**Written exercise:**
Below is a block of records; repeat each one exactly.

(Part of a data file)
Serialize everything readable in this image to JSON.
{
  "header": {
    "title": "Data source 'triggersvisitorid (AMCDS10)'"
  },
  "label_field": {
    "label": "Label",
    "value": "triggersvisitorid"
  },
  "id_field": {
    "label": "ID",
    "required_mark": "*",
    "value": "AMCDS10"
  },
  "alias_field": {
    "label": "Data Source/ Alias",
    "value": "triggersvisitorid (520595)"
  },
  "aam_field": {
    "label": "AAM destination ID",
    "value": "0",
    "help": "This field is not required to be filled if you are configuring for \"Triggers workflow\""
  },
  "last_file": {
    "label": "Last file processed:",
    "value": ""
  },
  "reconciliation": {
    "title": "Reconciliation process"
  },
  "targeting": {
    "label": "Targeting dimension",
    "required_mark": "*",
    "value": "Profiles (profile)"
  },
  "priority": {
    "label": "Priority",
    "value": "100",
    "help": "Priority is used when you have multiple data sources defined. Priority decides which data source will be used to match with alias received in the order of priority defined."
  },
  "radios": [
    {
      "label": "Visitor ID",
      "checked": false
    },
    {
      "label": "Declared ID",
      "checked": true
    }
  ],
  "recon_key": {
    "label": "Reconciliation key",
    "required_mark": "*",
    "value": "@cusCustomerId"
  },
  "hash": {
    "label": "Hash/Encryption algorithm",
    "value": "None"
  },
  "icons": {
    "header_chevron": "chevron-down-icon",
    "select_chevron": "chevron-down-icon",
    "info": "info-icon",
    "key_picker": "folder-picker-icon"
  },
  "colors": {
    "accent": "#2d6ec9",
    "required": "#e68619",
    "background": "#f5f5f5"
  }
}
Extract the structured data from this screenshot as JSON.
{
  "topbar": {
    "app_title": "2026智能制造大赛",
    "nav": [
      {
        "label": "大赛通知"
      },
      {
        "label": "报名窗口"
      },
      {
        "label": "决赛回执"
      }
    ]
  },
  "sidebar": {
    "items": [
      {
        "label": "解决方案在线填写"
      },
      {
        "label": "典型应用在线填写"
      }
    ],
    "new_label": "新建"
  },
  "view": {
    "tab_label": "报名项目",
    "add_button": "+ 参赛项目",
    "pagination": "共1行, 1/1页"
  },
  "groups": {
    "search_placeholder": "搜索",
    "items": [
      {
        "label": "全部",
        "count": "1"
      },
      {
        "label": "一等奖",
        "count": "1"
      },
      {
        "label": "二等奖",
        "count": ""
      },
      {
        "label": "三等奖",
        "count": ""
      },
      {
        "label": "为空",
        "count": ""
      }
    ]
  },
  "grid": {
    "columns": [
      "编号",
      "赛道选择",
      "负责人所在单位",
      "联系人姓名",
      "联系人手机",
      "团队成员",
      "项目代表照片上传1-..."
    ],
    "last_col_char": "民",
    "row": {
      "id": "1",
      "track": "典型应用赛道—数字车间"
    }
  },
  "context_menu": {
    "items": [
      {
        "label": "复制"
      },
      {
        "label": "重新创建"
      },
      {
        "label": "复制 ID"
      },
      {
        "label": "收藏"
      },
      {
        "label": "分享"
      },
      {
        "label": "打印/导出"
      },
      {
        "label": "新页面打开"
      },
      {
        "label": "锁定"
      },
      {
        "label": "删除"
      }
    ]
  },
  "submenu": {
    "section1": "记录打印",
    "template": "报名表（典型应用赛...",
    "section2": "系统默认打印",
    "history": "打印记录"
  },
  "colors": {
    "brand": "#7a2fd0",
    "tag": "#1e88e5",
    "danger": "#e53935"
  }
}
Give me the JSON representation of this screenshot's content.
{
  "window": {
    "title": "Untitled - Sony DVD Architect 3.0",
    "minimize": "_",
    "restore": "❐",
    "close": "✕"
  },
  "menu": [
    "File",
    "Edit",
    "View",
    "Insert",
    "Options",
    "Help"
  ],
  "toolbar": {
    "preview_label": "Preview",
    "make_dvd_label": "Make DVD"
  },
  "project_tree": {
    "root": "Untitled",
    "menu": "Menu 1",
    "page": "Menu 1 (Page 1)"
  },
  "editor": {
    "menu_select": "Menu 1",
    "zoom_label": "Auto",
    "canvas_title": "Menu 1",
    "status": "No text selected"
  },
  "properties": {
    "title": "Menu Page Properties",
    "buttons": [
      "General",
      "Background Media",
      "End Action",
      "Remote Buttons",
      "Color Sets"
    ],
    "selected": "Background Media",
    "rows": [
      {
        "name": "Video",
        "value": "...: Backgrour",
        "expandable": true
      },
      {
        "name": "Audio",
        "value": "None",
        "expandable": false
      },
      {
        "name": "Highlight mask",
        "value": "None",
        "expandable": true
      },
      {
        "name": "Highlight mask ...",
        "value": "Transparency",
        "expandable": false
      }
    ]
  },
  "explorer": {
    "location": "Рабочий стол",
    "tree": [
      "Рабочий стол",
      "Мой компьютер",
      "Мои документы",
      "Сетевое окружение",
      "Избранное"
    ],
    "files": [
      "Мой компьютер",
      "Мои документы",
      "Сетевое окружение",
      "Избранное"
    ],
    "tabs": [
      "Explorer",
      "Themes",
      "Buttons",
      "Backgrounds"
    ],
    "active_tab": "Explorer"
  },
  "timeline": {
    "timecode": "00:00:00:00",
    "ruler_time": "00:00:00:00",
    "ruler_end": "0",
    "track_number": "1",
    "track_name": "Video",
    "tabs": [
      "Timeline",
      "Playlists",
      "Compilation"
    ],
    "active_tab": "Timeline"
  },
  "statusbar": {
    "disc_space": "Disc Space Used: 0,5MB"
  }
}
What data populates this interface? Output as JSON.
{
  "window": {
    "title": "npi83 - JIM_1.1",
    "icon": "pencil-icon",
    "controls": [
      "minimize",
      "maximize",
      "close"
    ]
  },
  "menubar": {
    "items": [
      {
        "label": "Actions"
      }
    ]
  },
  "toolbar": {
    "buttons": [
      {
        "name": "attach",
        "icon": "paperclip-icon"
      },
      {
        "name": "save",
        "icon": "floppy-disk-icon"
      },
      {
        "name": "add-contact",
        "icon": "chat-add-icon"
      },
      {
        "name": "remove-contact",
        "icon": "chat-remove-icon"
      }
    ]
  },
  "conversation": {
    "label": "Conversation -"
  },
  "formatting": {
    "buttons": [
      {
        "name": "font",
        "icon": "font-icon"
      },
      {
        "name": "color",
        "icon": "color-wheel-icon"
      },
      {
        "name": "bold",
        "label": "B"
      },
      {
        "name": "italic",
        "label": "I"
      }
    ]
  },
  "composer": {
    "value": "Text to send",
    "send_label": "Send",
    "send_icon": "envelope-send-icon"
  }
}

**Reply to the task:**
Serialize everything readable in this image to JSON.
{
  "header": {
    "title": "Data source 'triggersvisitorid (AMCDS10)'"
  },
  "label_field": {
    "label": "Label",
    "value": "triggersvisitorid"
  },
  "id_field": {
    "label": "ID",
    "required_mark": "*",
    "value": "AMCDS10"
  },
  "alias_field": {
    "label": "Data Source/ Alias",
    "value": "triggersvisitorid (520595)"
  },
  "aam_field": {
    "label": "AAM destination ID",
    "value": "0",
    "help": "This field is not required to be filled if you are configuring for \"Triggers workflow\""
  },
  "last_file": {
    "label": "Last file processed:",
    "value": ""
  },
  "reconciliation": {
    "title": "Reconciliation process"
  },
  "targeting": {
    "label": "Targeting dimension",
    "required_mark": "*",
    "value": "Profiles (profile)"
  },
  "priority": {
    "label": "Priority",
    "value": "100",
    "help": "Priority is used when you have multiple data sources defined. Priority decides which data source will be used to match with alias received in the order of priority defined."
  },
  "radios": [
    {
      "label": "Visitor ID",
      "checked": false
    },
    {
      "label": "Declared ID",
      "checked": true
    }
  ],
  "recon_key": {
    "label": "Reconciliation key",
    "required_mark": "*",
    "value": "@cusCustomerId"
  },
  "hash": {
    "label": "Hash/Encryption algorithm",
    "value": "None"
  },
  "icons": {
    "header_chevron": "chevron-down-icon",
    "select_chevron": "chevron-down-icon",
    "info": "info-icon",
    "key_picker": "folder-picker-icon"
  },
  "colors": {
    "accent": "#2d6ec9",
    "required": "#e68619",
    "background": "#f5f5f5"
  }
}
Extract the structured data from this screenshot as JSON.
{
  "topbar": {
    "app_title": "2026智能制造大赛",
    "nav": [
      {
        "label": "大赛通知"
      },
      {
        "label": "报名窗口"
      },
      {
        "label": "决赛回执"
      }
    ]
  },
  "sidebar": {
    "items": [
      {
        "label": "解决方案在线填写"
      },
      {
        "label": "典型应用在线填写"
      }
    ],
    "new_label": "新建"
  },
  "view": {
    "tab_label": "报名项目",
    "add_button": "+ 参赛项目",
    "pagination": "共1行, 1/1页"
  },
  "groups": {
    "search_placeholder": "搜索",
    "items": [
      {
        "label": "全部",
        "count": "1"
      },
      {
        "label": "一等奖",
        "count": "1"
      },
      {
        "label": "二等奖",
        "count": ""
      },
      {
        "label": "三等奖",
        "count": ""
      },
      {
        "label": "为空",
        "count": ""
      }
    ]
  },
  "grid": {
    "columns": [
      "编号",
      "赛道选择",
      "负责人所在单位",
      "联系人姓名",
      "联系人手机",
      "团队成员",
      "项目代表照片上传1-..."
    ],
    "last_col_char": "民",
    "row": {
      "id": "1",
      "track": "典型应用赛道—数字车间"
    }
  },
  "context_menu": {
    "items": [
      {
        "label": "复制"
      },
      {
        "label": "重新创建"
      },
      {
        "label": "复制 ID"
      },
      {
        "label": "收藏"
      },
      {
        "label": "分享"
      },
      {
        "label": "打印/导出"
      },
      {
        "label": "新页面打开"
      },
      {
        "label": "锁定"
      },
      {
        "label": "删除"
      }
    ]
  },
  "submenu": {
    "section1": "记录打印",
    "template": "报名表（典型应用赛...",
    "section2": "系统默认打印",
    "history": "打印记录"
  },
  "colors": {
    "brand": "#7a2fd0",
    "tag": "#1e88e5",
    "danger": "#e53935"
  }
}
Give me the JSON representation of this screenshot's content.
{
  "window": {
    "title": "Untitled - Sony DVD Architect 3.0",
    "minimize": "_",
    "restore": "❐",
    "close": "✕"
  },
  "menu": [
    "File",
    "Edit",
    "View",
    "Insert",
    "Options",
    "Help"
  ],
  "toolbar": {
    "preview_label": "Preview",
    "make_dvd_label": "Make DVD"
  },
  "project_tree": {
    "root": "Untitled",
    "menu": "Menu 1",
    "page": "Menu 1 (Page 1)"
  },
  "editor": {
    "menu_select": "Menu 1",
    "zoom_label": "Auto",
    "canvas_title": "Menu 1",
    "status": "No text selected"
  },
  "properties": {
    "title": "Menu Page Properties",
    "buttons": [
      "General",
      "Background Media",
      "End Action",
      "Remote Buttons",
      "Color Sets"
    ],
    "selected": "Background Media",
    "rows": [
      {
        "name": "Video",
        "value": "...: Backgrour",
        "expandable": true
      },
      {
        "name": "Audio",
        "value": "None",
        "expandable": false
      },
      {
        "name": "Highlight mask",
        "value": "None",
        "expandable": true
      },
      {
        "name": "Highlight mask ...",
        "value": "Transparency",
        "expandable": false
      }
    ]
  },
  "explorer": {
    "location": "Рабочий стол",
    "tree": [
      "Рабочий стол",
      "Мой компьютер",
      "Мои документы",
      "Сетевое окружение",
      "Избранное"
    ],
    "files": [
      "Мой компьютер",
      "Мои документы",
      "Сетевое окружение",
      "Избранное"
    ],
    "tabs": [
      "Explorer",
      "Themes",
      "Buttons",
      "Backgrounds"
    ],
    "active_tab": "Explorer"
  },
  "timeline": {
    "timecode": "00:00:00:00",
    "ruler_time": "00:00:00:00",
    "ruler_end": "0",
    "track_number": "1",
    "track_name": "Video",
    "tabs": [
      "Timeline",
      "Playlists",
      "Compilation"
    ],
    "active_tab": "Timeline"
  },
  "statusbar": {
    "disc_space": "Disc Space Used: 0,5MB"
  }
}
What data populates this interface? Output as JSON.
{
  "window": {
    "title": "npi83 - JIM_1.1",
    "icon": "pencil-icon",
    "controls": [
      "minimize",
      "maximize",
      "close"
    ]
  },
  "menubar": {
    "items": [
      {
        "label": "Actions"
      }
    ]
  },
  "toolbar": {
    "buttons": [
      {
        "name": "attach",
        "icon": "paperclip-icon"
      },
      {
        "name": "save",
        "icon": "floppy-disk-icon"
      },
      {
        "name": "add-contact",
        "icon": "chat-add-icon"
      },
      {
        "name": "remove-contact",
        "icon": "chat-remove-icon"
      }
    ]
  },
  "conversation": {
    "label": "Conversation -"
  },
  "formatting": {
    "buttons": [
      {
        "name": "font",
        "icon": "font-icon"
      },
      {
        "name": "color",
        "icon": "color-wheel-icon"
      },
      {
        "name": "bold",
        "label": "B"
      },
      {
        "name": "italic",
        "label": "I"
      }
    ]
  },
  "composer": {
    "value": "Text to send",
    "send_label": "Send",
    "send_icon": "envelope-send-icon"
  }
}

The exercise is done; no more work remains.